* START INPUT DATA *
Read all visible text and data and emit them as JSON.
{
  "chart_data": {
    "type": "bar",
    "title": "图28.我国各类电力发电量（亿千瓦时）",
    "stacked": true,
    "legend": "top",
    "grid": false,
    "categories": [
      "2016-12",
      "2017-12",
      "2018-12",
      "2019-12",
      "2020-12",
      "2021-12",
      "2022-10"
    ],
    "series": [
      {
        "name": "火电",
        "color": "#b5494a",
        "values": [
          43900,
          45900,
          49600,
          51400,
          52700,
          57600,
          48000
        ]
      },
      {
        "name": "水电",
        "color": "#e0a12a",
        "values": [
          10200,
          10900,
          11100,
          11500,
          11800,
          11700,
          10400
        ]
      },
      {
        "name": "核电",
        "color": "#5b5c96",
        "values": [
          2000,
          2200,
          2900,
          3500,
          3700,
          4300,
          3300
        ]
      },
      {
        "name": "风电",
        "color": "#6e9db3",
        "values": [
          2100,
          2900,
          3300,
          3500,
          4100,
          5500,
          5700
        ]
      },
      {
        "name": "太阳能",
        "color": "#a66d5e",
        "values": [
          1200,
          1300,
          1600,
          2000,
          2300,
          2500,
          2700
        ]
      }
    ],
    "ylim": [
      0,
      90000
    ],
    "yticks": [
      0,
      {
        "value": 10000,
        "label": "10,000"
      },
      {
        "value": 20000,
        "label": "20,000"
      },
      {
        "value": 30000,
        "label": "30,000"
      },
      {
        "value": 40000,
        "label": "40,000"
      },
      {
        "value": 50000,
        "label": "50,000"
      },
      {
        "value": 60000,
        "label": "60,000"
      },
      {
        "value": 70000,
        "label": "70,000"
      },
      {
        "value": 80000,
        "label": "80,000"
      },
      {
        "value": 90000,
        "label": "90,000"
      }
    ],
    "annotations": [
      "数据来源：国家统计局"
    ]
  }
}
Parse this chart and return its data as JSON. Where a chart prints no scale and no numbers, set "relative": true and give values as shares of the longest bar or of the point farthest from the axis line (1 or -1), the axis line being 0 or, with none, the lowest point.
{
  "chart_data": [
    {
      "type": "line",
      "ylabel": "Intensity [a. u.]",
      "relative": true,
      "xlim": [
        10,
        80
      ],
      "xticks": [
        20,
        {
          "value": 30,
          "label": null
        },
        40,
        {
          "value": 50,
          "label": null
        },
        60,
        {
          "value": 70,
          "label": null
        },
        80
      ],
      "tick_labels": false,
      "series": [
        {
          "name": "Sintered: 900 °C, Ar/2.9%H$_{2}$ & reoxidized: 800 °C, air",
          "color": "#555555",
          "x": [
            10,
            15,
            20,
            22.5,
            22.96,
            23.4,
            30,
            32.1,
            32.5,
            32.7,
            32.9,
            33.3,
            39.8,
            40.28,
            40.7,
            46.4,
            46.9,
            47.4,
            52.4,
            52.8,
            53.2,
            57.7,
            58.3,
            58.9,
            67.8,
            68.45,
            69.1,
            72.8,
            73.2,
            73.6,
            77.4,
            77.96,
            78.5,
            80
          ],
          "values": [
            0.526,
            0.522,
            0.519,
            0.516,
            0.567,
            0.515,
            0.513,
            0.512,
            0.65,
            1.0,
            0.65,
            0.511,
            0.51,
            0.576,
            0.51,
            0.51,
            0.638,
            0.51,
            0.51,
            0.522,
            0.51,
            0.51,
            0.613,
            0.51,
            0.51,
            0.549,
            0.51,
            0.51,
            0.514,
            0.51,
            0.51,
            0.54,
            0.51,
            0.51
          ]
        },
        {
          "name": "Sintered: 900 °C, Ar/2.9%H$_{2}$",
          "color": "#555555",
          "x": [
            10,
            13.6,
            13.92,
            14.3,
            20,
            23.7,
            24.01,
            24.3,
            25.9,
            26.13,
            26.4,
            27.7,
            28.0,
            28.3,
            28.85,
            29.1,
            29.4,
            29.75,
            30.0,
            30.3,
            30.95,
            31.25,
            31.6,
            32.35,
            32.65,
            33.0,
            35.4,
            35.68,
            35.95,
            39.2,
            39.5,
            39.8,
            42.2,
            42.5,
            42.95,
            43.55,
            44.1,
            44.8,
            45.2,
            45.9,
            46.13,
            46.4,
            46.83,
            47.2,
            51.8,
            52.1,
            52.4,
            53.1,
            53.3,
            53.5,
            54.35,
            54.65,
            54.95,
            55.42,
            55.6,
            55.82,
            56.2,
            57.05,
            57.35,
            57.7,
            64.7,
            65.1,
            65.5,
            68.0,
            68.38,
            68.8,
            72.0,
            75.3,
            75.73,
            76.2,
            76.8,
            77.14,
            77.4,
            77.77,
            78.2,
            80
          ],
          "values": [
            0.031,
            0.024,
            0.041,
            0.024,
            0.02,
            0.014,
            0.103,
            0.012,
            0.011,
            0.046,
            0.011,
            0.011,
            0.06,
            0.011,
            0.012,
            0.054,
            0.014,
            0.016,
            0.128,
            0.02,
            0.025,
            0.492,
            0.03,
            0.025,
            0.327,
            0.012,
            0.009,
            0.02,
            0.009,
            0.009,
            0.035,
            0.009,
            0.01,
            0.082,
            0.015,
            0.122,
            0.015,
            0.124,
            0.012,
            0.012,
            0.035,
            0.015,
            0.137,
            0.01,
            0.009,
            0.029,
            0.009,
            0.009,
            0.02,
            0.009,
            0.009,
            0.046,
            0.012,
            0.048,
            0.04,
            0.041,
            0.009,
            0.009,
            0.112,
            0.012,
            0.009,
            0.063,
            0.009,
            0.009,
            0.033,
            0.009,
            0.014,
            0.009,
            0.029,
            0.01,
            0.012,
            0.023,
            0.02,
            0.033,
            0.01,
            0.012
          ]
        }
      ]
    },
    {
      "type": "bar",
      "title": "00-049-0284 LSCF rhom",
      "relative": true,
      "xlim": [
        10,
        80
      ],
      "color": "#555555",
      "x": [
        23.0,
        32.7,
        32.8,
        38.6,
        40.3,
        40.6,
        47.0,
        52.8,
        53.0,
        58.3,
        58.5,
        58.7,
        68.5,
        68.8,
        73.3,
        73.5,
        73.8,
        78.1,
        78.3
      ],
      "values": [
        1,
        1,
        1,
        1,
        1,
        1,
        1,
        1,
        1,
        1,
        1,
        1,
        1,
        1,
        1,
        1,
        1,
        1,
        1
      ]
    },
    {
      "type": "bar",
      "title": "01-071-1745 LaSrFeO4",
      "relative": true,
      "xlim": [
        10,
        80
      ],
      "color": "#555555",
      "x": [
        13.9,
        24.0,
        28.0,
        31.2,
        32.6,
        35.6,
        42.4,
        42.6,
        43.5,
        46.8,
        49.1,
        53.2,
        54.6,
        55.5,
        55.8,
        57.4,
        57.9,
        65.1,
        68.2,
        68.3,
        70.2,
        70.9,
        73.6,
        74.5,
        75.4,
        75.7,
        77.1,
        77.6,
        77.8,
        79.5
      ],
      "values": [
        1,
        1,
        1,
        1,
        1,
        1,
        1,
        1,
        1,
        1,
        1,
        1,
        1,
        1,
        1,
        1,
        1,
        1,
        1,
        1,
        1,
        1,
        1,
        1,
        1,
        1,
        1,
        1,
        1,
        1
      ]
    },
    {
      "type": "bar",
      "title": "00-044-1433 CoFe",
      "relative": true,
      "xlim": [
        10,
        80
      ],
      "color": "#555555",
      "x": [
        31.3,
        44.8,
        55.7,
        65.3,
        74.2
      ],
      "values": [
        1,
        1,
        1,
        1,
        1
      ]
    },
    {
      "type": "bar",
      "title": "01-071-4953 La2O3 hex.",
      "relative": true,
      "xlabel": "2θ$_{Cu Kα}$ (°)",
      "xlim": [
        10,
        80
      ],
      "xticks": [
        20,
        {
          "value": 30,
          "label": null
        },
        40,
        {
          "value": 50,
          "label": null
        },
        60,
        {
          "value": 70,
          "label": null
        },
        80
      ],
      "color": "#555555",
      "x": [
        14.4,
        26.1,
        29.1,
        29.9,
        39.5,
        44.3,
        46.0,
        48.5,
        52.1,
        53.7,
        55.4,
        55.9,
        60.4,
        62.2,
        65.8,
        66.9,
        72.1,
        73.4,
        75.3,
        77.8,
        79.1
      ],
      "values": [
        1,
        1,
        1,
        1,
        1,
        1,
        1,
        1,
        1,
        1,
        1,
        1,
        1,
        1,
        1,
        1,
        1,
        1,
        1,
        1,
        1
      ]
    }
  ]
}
* END INPUT DATA *
EXERCISE PROMPT: Show all lines in the entries above where the string "title" appears.

RESPONSE FOR THIS EXERCISE:
    "title": "图28.我国各类电力发电量（亿千瓦时）",
      "title": "00-049-0284 LSCF rhom",
      "title": "01-071-1745 LaSrFeO4",
      "title": "00-044-1433 CoFe",
      "title": "01-071-4953 La2O3 hex.",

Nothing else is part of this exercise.